* **SUPPLIED INFORMATION**:
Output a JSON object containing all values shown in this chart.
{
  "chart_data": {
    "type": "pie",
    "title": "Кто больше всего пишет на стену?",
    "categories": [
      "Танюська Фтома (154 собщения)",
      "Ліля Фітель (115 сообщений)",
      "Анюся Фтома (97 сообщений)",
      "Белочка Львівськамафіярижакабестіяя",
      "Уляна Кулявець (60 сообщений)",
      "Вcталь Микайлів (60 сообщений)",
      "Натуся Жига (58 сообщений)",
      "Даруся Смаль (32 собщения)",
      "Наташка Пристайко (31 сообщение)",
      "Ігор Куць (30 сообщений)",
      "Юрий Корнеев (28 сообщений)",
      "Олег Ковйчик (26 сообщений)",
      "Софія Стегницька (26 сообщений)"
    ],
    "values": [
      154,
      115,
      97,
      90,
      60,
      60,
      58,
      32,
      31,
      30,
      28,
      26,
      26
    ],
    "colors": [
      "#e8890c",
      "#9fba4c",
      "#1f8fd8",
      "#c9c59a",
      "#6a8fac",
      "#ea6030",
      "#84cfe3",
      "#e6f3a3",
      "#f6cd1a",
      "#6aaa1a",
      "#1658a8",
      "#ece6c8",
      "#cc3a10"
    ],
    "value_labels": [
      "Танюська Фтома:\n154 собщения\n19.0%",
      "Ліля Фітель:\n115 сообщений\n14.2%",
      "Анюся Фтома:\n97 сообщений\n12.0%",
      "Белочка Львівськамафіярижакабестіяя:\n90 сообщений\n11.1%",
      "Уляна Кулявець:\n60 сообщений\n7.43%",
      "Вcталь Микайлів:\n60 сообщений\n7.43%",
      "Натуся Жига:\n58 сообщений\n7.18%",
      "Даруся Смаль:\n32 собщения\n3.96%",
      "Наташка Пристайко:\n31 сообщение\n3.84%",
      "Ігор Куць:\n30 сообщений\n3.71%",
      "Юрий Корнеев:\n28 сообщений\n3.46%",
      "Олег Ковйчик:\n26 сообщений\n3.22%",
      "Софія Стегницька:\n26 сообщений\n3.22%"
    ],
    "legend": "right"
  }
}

* **PROBLEM**: Note each line of the entries that has "Уляна" in it, and copy those lines.

* **WORKED SOLUTION**:
      "Уляна Кулявець (60 сообщений)",
      "Уляна Кулявець:\n60 сообщений\n7.43%",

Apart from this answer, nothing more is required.